Stated task: Retype all the entries word for word, but omit the pictures.

Given data:
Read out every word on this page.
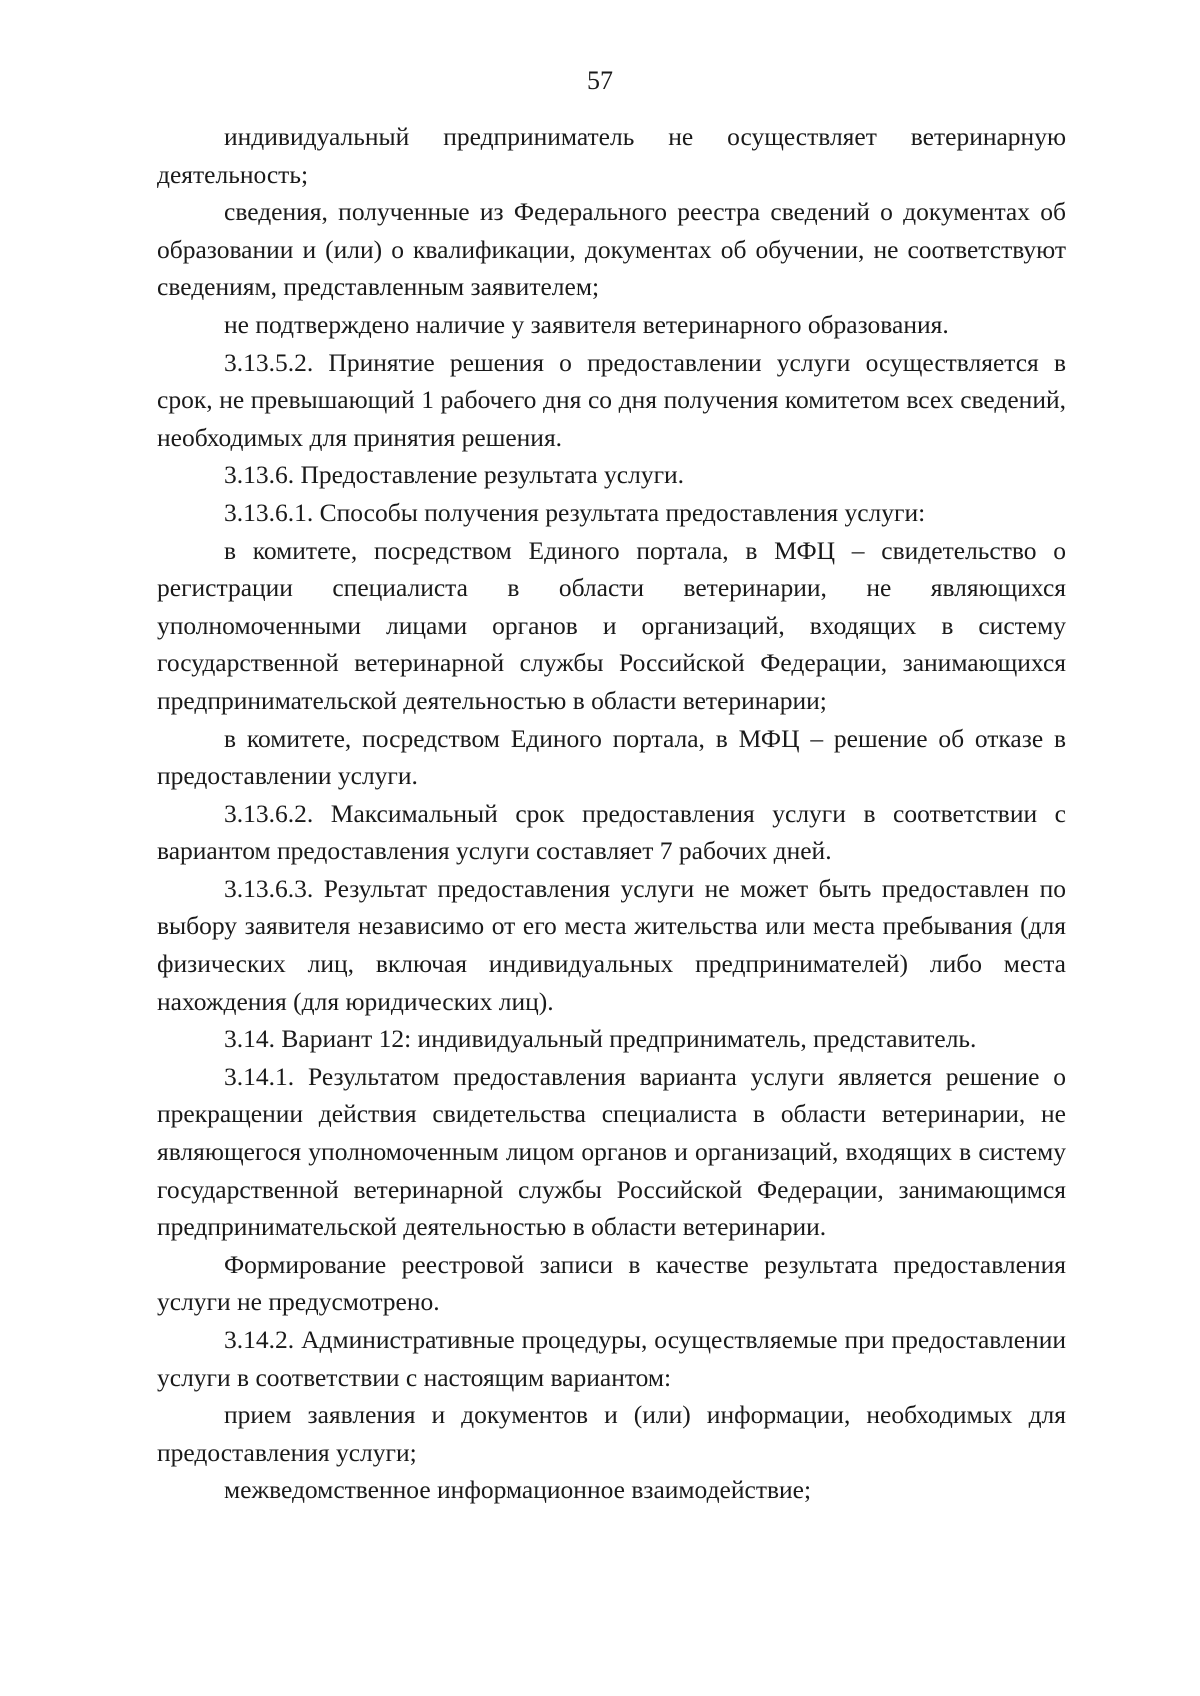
57

индивидуальный предприниматель не осуществляет ветеринарную деятельность;

сведения, полученные из Федерального реестра сведений о документах об образовании и (или) о квалификации, документах об обучении, не соответствуют сведениям, представленным заявителем;

не подтверждено наличие у заявителя ветеринарного образования.

3.13.5.2. Принятие решения о предоставлении услуги осуществляется в срок, не превышающий 1 рабочего дня со дня получения комитетом всех сведений, необходимых для принятия решения.

3.13.6. Предоставление результата услуги.

3.13.6.1. Способы получения результата предоставления услуги:

в комитете, посредством Единого портала, в МФЦ – свидетельство о регистрации специалиста в области ветеринарии, не являющихся уполномоченными лицами органов и организаций, входящих в систему государственной ветеринарной службы Российской Федерации, занимающихся предпринимательской деятельностью в области ветеринарии;

в комитете, посредством Единого портала, в МФЦ – решение об отказе в предоставлении услуги.

3.13.6.2. Максимальный срок предоставления услуги в соответствии с вариантом предоставления услуги составляет 7 рабочих дней.

3.13.6.3. Результат предоставления услуги не может быть предоставлен по выбору заявителя независимо от его места жительства или места пребывания (для физических лиц, включая индивидуальных предпринимателей) либо места нахождения (для юридических лиц).

3.14. Вариант 12: индивидуальный предприниматель, представитель.

3.14.1. Результатом предоставления варианта услуги является решение о прекращении действия свидетельства специалиста в области ветеринарии, не являющегося уполномоченным лицом органов и организаций, входящих в систему государственной ветеринарной службы Российской Федерации, занимающимся предпринимательской деятельностью в области ветеринарии.

Формирование реестровой записи в качестве результата предоставления услуги не предусмотрено.

3.14.2. Административные процедуры, осуществляемые при предоставлении услуги в соответствии с настоящим вариантом:

прием заявления и документов и (или) информации, необходимых для предоставления услуги;

межведомственное информационное взаимодействие;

Response for this exercise:
Read out every word on this page.
57

индивидуальный предприниматель не осуществляет ветеринарную деятельность;

сведения, полученные из Федерального реестра сведений о документах об образовании и (или) о квалификации, документах об обучении, не соответствуют сведениям, представленным заявителем;

не подтверждено наличие у заявителя ветеринарного образования.

3.13.5.2. Принятие решения о предоставлении услуги осуществляется в срок, не превышающий 1 рабочего дня со дня получения комитетом всех сведений, необходимых для принятия решения.

3.13.6. Предоставление результата услуги.

3.13.6.1. Способы получения результата предоставления услуги:

в комитете, посредством Единого портала, в МФЦ – свидетельство о регистрации специалиста в области ветеринарии, не являющихся уполномоченными лицами органов и организаций, входящих в систему государственной ветеринарной службы Российской Федерации, занимающихся предпринимательской деятельностью в области ветеринарии;

в комитете, посредством Единого портала, в МФЦ – решение об отказе в предоставлении услуги.

3.13.6.2. Максимальный срок предоставления услуги в соответствии с вариантом предоставления услуги составляет 7 рабочих дней.

3.13.6.3. Результат предоставления услуги не может быть предоставлен по выбору заявителя независимо от его места жительства или места пребывания (для физических лиц, включая индивидуальных предпринимателей) либо места нахождения (для юридических лиц).

3.14. Вариант 12: индивидуальный предприниматель, представитель.

3.14.1. Результатом предоставления варианта услуги является решение о прекращении действия свидетельства специалиста в области ветеринарии, не являющегося уполномоченным лицом органов и организаций, входящих в систему государственной ветеринарной службы Российской Федерации, занимающимся предпринимательской деятельностью в области ветеринарии.

Формирование реестровой записи в качестве результата предоставления услуги не предусмотрено.

3.14.2. Административные процедуры, осуществляемые при предоставлении услуги в соответствии с настоящим вариантом:

прием заявления и документов и (или) информации, необходимых для предоставления услуги;

межведомственное информационное взаимодействие;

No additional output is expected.